• _Records supplied_:
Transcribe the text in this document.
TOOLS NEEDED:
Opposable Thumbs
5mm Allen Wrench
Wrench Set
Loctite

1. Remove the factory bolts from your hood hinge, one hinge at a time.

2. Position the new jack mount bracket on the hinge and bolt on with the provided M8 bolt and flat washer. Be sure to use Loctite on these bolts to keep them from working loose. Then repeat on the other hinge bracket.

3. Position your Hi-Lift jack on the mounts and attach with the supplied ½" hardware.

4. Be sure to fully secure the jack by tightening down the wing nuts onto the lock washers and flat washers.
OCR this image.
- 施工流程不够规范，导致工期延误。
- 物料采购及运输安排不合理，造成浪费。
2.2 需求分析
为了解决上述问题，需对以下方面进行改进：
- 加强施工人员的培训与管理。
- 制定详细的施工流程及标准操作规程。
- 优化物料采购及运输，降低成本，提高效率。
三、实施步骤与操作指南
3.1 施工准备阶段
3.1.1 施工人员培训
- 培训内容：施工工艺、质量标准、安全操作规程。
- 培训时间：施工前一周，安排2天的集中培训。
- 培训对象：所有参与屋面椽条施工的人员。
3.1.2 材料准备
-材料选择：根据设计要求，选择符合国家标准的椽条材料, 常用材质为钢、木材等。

• _What you need to do_:
Recite the full listing above exactly.

• _Output for this exercise_:
Transcribe the text in this document.
TOOLS NEEDED:
Opposable Thumbs
5mm Allen Wrench
Wrench Set
Loctite

1. Remove the factory bolts from your hood hinge, one hinge at a time.

2. Position the new jack mount bracket on the hinge and bolt on with the provided M8 bolt and flat washer. Be sure to use Loctite on these bolts to keep them from working loose. Then repeat on the other hinge bracket.

3. Position your Hi-Lift jack on the mounts and attach with the supplied ½" hardware.

4. Be sure to fully secure the jack by tightening down the wing nuts onto the lock washers and flat washers.
OCR this image.
- 施工流程不够规范，导致工期延误。
- 物料采购及运输安排不合理，造成浪费。
2.2 需求分析
为了解决上述问题，需对以下方面进行改进：
- 加强施工人员的培训与管理。
- 制定详细的施工流程及标准操作规程。
- 优化物料采购及运输，降低成本，提高效率。
三、实施步骤与操作指南
3.1 施工准备阶段
3.1.1 施工人员培训
- 培训内容：施工工艺、质量标准、安全操作规程。
- 培训时间：施工前一周，安排2天的集中培训。
- 培训对象：所有参与屋面椽条施工的人员。
3.1.2 材料准备
-材料选择：根据设计要求，选择符合国家标准的椽条材料, 常用材质为钢、木材等。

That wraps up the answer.